YOUR GOAL:
Exact repetition of every entry is required.

[BEGIN DATA LISTING]

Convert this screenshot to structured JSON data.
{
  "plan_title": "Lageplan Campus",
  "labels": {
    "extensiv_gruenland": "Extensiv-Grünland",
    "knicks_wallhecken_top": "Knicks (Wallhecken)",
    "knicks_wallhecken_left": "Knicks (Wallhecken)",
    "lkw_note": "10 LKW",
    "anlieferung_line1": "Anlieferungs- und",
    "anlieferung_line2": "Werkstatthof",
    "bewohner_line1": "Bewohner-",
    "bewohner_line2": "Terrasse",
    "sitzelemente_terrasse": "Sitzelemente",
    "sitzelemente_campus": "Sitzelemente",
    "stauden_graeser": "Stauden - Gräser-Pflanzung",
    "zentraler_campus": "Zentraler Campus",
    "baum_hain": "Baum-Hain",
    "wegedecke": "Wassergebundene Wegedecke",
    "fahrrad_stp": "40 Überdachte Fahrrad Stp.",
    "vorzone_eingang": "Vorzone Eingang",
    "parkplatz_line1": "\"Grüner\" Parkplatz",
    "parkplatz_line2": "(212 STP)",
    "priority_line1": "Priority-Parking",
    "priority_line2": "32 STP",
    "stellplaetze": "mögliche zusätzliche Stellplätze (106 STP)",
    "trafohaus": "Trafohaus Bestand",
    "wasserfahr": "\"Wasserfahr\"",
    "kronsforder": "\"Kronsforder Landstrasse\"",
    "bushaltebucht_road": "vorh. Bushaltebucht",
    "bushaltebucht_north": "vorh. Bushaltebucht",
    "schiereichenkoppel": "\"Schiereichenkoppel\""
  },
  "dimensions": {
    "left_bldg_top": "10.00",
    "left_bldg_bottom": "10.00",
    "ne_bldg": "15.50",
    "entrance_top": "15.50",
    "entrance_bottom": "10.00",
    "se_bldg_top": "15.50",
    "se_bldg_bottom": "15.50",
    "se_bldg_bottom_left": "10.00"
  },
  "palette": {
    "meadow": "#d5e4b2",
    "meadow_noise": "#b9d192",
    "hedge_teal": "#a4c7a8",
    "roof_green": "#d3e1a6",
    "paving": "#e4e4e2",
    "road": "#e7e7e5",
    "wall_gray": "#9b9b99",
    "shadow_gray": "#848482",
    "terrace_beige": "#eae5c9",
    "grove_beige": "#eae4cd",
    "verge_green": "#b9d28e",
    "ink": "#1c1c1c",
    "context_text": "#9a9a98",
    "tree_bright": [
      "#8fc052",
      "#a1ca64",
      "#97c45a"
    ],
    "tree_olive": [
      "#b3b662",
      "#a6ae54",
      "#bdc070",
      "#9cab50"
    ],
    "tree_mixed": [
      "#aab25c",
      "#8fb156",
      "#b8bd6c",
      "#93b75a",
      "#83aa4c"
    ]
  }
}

[END DATA LISTING]

SOLUTION:
Convert this screenshot to structured JSON data.
{
  "plan_title": "Lageplan Campus",
  "labels": {
    "extensiv_gruenland": "Extensiv-Grünland",
    "knicks_wallhecken_top": "Knicks (Wallhecken)",
    "knicks_wallhecken_left": "Knicks (Wallhecken)",
    "lkw_note": "10 LKW",
    "anlieferung_line1": "Anlieferungs- und",
    "anlieferung_line2": "Werkstatthof",
    "bewohner_line1": "Bewohner-",
    "bewohner_line2": "Terrasse",
    "sitzelemente_terrasse": "Sitzelemente",
    "sitzelemente_campus": "Sitzelemente",
    "stauden_graeser": "Stauden - Gräser-Pflanzung",
    "zentraler_campus": "Zentraler Campus",
    "baum_hain": "Baum-Hain",
    "wegedecke": "Wassergebundene Wegedecke",
    "fahrrad_stp": "40 Überdachte Fahrrad Stp.",
    "vorzone_eingang": "Vorzone Eingang",
    "parkplatz_line1": "\"Grüner\" Parkplatz",
    "parkplatz_line2": "(212 STP)",
    "priority_line1": "Priority-Parking",
    "priority_line2": "32 STP",
    "stellplaetze": "mögliche zusätzliche Stellplätze (106 STP)",
    "trafohaus": "Trafohaus Bestand",
    "wasserfahr": "\"Wasserfahr\"",
    "kronsforder": "\"Kronsforder Landstrasse\"",
    "bushaltebucht_road": "vorh. Bushaltebucht",
    "bushaltebucht_north": "vorh. Bushaltebucht",
    "schiereichenkoppel": "\"Schiereichenkoppel\""
  },
  "dimensions": {
    "left_bldg_top": "10.00",
    "left_bldg_bottom": "10.00",
    "ne_bldg": "15.50",
    "entrance_top": "15.50",
    "entrance_bottom": "10.00",
    "se_bldg_top": "15.50",
    "se_bldg_bottom": "15.50",
    "se_bldg_bottom_left": "10.00"
  },
  "palette": {
    "meadow": "#d5e4b2",
    "meadow_noise": "#b9d192",
    "hedge_teal": "#a4c7a8",
    "roof_green": "#d3e1a6",
    "paving": "#e4e4e2",
    "road": "#e7e7e5",
    "wall_gray": "#9b9b99",
    "shadow_gray": "#848482",
    "terrace_beige": "#eae5c9",
    "grove_beige": "#eae4cd",
    "verge_green": "#b9d28e",
    "ink": "#1c1c1c",
    "context_text": "#9a9a98",
    "tree_bright": [
      "#8fc052",
      "#a1ca64",
      "#97c45a"
    ],
    "tree_olive": [
      "#b3b662",
      "#a6ae54",
      "#bdc070",
      "#9cab50"
    ],
    "tree_mixed": [
      "#aab25c",
      "#8fb156",
      "#b8bd6c",
      "#93b75a",
      "#83aa4c"
    ]
  }
}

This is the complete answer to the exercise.